▶ **YOUR INSTRUCTIONS**
Please count the lines below that contain the string "swatch", with case counting, and reply with the number alone.

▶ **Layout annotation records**
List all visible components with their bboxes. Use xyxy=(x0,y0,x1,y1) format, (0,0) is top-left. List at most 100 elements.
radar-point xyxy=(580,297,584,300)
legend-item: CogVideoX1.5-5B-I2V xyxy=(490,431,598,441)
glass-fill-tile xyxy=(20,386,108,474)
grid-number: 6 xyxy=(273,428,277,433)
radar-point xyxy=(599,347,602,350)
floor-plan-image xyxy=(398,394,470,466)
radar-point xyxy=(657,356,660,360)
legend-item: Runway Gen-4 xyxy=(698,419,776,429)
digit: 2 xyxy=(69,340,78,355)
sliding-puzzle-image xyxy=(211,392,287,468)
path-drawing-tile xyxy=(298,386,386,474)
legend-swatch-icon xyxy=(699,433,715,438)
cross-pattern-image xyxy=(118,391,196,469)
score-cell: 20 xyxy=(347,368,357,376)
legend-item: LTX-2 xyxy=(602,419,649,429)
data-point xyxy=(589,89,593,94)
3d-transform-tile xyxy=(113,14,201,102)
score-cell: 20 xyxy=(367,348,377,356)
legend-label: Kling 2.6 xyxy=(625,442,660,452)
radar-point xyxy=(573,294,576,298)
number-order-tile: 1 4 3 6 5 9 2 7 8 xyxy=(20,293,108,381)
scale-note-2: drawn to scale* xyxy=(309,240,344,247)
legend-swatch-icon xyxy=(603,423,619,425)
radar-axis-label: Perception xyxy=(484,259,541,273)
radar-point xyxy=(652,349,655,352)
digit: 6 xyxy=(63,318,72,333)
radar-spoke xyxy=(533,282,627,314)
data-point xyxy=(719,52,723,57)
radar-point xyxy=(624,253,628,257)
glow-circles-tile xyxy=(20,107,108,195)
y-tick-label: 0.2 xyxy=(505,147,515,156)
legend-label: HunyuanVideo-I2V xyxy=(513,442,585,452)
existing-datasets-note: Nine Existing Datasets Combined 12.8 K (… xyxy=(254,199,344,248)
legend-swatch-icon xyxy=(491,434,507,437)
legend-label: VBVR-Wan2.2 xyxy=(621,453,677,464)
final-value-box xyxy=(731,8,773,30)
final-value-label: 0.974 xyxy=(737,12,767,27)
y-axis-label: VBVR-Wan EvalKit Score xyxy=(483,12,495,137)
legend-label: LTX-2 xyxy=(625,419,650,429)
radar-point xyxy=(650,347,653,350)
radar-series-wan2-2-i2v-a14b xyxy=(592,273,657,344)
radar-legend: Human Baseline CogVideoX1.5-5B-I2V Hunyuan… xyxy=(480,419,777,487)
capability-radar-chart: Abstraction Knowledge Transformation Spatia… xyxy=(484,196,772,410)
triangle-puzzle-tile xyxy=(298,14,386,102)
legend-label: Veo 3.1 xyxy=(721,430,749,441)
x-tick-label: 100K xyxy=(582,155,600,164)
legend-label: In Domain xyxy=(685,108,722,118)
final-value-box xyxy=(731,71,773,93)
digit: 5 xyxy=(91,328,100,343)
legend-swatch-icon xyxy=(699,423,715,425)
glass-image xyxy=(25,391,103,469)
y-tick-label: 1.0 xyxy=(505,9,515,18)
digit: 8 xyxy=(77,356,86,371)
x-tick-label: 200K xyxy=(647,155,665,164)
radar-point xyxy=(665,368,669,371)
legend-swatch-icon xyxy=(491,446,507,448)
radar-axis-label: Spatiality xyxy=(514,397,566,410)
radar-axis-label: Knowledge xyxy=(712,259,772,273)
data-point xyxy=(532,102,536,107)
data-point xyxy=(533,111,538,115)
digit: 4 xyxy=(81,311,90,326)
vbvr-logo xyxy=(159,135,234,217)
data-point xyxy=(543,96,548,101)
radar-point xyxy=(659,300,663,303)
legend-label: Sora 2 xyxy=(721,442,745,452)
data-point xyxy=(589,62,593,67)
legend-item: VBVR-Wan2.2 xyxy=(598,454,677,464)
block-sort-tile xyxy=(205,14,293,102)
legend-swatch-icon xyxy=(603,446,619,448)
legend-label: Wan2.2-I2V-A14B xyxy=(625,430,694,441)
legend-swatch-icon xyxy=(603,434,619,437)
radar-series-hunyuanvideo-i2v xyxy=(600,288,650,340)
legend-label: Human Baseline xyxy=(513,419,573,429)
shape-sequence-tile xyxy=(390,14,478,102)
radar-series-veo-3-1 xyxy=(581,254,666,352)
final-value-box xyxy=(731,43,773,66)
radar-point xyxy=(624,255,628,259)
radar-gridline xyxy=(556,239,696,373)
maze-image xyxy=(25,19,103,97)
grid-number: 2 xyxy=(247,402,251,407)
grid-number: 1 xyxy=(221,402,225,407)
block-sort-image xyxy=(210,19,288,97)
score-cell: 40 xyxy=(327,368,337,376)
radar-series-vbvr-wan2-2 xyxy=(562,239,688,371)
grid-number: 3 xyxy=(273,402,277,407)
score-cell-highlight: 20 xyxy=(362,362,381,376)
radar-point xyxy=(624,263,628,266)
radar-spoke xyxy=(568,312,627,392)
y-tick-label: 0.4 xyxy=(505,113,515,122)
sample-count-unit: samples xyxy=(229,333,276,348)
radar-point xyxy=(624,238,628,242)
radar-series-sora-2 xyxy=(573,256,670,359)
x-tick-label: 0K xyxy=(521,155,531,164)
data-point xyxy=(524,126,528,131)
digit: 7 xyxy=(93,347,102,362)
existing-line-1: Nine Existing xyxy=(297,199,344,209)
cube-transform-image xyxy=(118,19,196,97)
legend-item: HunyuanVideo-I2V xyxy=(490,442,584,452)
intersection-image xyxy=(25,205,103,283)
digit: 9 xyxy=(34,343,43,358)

▶ **EXERCISE ANSWER**
7